EXERCISE PROMPT
The entries below are to be repeated exactly as they stand.

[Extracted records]
⁂

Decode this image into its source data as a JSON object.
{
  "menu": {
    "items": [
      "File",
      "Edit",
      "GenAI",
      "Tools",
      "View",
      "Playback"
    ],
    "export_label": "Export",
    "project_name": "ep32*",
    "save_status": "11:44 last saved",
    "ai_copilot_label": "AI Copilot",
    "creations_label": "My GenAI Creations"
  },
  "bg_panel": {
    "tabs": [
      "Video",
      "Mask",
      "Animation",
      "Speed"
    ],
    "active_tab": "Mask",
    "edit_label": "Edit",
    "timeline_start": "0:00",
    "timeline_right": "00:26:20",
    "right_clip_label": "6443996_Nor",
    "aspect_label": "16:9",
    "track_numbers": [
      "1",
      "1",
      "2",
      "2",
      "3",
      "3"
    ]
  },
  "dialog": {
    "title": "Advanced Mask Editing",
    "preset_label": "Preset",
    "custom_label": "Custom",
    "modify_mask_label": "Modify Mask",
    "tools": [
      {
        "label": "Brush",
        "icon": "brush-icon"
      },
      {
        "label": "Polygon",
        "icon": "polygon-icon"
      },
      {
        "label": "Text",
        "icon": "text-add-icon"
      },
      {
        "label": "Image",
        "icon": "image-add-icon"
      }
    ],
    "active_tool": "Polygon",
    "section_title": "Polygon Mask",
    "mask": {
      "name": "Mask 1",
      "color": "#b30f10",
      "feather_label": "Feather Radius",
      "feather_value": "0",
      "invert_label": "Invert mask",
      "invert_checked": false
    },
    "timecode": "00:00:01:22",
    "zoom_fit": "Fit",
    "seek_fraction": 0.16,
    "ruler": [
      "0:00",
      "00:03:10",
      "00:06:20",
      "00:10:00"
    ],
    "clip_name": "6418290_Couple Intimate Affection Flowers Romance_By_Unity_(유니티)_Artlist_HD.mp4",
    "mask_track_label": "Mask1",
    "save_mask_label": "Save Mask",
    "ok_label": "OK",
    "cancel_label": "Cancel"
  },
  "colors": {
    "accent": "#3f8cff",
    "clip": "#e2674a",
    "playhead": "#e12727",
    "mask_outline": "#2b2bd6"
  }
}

⁂

TASK OUTPUT
Decode this image into its source data as a JSON object.
{
  "menu": {
    "items": [
      "File",
      "Edit",
      "GenAI",
      "Tools",
      "View",
      "Playback"
    ],
    "export_label": "Export",
    "project_name": "ep32*",
    "save_status": "11:44 last saved",
    "ai_copilot_label": "AI Copilot",
    "creations_label": "My GenAI Creations"
  },
  "bg_panel": {
    "tabs": [
      "Video",
      "Mask",
      "Animation",
      "Speed"
    ],
    "active_tab": "Mask",
    "edit_label": "Edit",
    "timeline_start": "0:00",
    "timeline_right": "00:26:20",
    "right_clip_label": "6443996_Nor",
    "aspect_label": "16:9",
    "track_numbers": [
      "1",
      "1",
      "2",
      "2",
      "3",
      "3"
    ]
  },
  "dialog": {
    "title": "Advanced Mask Editing",
    "preset_label": "Preset",
    "custom_label": "Custom",
    "modify_mask_label": "Modify Mask",
    "tools": [
      {
        "label": "Brush",
        "icon": "brush-icon"
      },
      {
        "label": "Polygon",
        "icon": "polygon-icon"
      },
      {
        "label": "Text",
        "icon": "text-add-icon"
      },
      {
        "label": "Image",
        "icon": "image-add-icon"
      }
    ],
    "active_tool": "Polygon",
    "section_title": "Polygon Mask",
    "mask": {
      "name": "Mask 1",
      "color": "#b30f10",
      "feather_label": "Feather Radius",
      "feather_value": "0",
      "invert_label": "Invert mask",
      "invert_checked": false
    },
    "timecode": "00:00:01:22",
    "zoom_fit": "Fit",
    "seek_fraction": 0.16,
    "ruler": [
      "0:00",
      "00:03:10",
      "00:06:20",
      "00:10:00"
    ],
    "clip_name": "6418290_Couple Intimate Affection Flowers Romance_By_Unity_(유니티)_Artlist_HD.mp4",
    "mask_track_label": "Mask1",
    "save_mask_label": "Save Mask",
    "ok_label": "OK",
    "cancel_label": "Cancel"
  },
  "colors": {
    "accent": "#3f8cff",
    "clip": "#e2674a",
    "playhead": "#e12727",
    "mask_outline": "#2b2bd6"
  }
}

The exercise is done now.